Exercise:
Show each line of the data below that has the string "screenshot" in it.
─── Provided records
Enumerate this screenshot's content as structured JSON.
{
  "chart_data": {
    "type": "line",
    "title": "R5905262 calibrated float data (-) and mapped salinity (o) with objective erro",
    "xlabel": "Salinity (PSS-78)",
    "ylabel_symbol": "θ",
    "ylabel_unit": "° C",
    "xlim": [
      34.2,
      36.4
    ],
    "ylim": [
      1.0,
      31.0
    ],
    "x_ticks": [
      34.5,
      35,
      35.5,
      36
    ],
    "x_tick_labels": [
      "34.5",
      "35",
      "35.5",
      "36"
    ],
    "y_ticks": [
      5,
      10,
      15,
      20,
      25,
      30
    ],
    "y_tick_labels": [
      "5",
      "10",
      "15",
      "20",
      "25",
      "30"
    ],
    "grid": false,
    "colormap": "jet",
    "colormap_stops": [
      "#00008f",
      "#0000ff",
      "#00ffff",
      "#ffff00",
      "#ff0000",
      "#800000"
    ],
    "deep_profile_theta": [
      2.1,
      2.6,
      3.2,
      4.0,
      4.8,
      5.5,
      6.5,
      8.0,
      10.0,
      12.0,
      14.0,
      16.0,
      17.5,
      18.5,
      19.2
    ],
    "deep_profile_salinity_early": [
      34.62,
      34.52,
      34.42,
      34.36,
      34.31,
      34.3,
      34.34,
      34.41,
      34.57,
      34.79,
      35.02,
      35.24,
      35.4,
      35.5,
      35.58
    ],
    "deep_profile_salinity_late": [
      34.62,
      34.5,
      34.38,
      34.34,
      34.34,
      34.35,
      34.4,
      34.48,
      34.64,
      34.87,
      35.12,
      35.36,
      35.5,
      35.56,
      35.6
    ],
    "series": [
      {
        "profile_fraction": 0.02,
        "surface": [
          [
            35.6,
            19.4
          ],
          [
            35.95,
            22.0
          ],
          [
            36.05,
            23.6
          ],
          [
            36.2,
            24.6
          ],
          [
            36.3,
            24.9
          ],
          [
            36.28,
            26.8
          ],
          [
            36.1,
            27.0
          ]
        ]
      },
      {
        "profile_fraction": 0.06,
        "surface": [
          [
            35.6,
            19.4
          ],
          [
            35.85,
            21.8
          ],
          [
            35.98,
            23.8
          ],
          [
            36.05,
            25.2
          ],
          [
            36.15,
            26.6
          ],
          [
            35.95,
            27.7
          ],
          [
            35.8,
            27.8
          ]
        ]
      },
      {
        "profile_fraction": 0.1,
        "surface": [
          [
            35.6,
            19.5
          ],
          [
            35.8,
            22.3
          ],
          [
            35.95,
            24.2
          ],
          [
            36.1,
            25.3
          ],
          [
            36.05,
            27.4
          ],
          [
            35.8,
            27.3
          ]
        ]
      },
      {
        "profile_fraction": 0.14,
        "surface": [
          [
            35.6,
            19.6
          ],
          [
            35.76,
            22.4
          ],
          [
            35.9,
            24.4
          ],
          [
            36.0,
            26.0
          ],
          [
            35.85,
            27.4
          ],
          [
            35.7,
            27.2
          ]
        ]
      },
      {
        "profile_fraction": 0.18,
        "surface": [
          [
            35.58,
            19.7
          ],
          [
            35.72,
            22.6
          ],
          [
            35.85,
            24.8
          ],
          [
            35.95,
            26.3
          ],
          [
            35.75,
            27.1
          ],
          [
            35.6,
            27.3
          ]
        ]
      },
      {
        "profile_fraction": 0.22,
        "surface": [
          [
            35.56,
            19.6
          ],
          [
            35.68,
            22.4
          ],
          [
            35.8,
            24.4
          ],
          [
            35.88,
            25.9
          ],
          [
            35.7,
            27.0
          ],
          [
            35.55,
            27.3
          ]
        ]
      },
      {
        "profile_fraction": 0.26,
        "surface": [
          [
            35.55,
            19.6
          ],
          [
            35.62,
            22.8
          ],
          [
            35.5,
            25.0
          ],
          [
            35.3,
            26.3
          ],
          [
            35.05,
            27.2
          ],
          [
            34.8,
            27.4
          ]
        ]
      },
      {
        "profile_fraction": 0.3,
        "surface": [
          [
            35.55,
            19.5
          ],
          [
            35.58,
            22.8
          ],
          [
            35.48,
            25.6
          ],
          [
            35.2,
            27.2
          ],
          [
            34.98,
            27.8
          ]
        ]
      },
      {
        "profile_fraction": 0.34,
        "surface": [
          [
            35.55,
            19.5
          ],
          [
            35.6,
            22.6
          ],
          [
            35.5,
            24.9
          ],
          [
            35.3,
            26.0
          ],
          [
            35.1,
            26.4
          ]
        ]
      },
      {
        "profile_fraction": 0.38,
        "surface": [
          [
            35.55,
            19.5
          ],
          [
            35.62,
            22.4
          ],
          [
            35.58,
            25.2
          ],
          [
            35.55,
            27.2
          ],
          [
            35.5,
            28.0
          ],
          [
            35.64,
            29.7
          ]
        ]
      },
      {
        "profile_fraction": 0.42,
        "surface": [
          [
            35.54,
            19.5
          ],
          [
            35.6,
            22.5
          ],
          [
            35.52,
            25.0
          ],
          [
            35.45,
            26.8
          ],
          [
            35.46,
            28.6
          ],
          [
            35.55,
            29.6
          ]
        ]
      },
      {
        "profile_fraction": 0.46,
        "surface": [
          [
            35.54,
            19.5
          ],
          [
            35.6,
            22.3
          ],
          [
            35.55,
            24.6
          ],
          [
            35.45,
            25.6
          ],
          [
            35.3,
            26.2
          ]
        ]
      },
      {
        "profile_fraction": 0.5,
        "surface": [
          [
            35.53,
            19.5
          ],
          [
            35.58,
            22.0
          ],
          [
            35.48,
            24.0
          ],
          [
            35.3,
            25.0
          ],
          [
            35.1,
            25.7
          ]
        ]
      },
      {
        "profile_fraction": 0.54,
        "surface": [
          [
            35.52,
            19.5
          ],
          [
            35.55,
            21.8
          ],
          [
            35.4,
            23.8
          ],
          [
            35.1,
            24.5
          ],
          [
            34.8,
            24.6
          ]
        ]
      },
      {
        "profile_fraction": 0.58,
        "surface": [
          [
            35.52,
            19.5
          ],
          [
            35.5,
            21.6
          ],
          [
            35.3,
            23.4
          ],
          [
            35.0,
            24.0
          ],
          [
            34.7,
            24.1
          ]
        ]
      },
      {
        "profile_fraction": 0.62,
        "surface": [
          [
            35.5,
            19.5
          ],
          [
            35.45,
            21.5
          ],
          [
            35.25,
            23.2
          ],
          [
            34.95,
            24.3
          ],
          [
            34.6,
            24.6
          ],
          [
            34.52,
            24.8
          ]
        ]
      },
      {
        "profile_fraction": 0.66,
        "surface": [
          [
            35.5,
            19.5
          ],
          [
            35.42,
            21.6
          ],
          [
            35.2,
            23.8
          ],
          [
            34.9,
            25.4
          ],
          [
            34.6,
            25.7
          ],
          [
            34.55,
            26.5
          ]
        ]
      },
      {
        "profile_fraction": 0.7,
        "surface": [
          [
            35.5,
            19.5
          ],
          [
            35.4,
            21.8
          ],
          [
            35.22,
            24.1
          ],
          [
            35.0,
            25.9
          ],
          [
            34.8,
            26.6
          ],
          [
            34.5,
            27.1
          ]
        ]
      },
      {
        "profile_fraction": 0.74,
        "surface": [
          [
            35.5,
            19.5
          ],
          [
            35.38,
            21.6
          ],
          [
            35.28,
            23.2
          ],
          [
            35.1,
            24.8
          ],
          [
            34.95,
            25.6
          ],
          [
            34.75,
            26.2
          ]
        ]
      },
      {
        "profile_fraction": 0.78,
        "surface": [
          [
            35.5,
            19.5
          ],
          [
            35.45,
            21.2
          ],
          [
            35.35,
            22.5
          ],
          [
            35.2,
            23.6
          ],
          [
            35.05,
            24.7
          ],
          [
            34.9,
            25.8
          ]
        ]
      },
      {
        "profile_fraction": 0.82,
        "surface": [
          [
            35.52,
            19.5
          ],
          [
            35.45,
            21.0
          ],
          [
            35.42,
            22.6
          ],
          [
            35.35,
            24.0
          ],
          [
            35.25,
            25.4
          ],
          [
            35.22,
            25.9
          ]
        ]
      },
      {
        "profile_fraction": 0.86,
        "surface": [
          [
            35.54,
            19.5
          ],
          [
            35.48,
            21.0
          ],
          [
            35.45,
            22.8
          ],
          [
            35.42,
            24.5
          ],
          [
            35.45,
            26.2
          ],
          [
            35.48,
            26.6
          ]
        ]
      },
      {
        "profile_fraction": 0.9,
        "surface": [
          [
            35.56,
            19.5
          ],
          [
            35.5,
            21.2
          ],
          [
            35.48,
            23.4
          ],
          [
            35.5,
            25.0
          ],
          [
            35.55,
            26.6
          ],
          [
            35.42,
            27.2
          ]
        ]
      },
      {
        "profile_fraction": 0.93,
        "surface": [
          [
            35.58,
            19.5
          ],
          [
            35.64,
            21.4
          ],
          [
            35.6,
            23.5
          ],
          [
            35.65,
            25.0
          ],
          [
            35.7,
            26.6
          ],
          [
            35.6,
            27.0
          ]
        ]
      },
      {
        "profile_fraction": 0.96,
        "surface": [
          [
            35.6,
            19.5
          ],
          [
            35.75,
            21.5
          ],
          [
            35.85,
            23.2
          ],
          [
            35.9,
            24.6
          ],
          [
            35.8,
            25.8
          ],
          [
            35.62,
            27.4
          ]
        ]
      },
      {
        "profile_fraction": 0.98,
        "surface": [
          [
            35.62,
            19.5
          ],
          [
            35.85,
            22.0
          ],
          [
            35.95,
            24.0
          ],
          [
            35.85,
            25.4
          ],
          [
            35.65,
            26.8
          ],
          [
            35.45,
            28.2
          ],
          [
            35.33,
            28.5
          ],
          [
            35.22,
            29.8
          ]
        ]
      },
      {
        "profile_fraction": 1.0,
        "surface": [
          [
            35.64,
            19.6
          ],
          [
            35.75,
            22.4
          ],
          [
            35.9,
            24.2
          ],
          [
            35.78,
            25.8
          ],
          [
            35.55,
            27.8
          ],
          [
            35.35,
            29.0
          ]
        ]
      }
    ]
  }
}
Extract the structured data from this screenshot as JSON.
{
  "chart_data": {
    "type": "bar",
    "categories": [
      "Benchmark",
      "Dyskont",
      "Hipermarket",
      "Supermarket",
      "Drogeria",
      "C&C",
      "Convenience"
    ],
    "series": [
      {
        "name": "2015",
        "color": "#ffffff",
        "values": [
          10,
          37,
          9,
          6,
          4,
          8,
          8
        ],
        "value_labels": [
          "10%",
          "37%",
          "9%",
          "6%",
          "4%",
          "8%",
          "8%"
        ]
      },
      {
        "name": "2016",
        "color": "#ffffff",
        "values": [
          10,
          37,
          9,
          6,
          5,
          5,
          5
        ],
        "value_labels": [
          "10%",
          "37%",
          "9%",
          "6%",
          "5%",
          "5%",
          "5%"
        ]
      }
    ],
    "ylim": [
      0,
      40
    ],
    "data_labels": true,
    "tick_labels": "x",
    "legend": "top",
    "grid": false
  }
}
──────
Task result:
Enumerate this screenshot's content as structured JSON.
Extract the structured data from this screenshot as JSON.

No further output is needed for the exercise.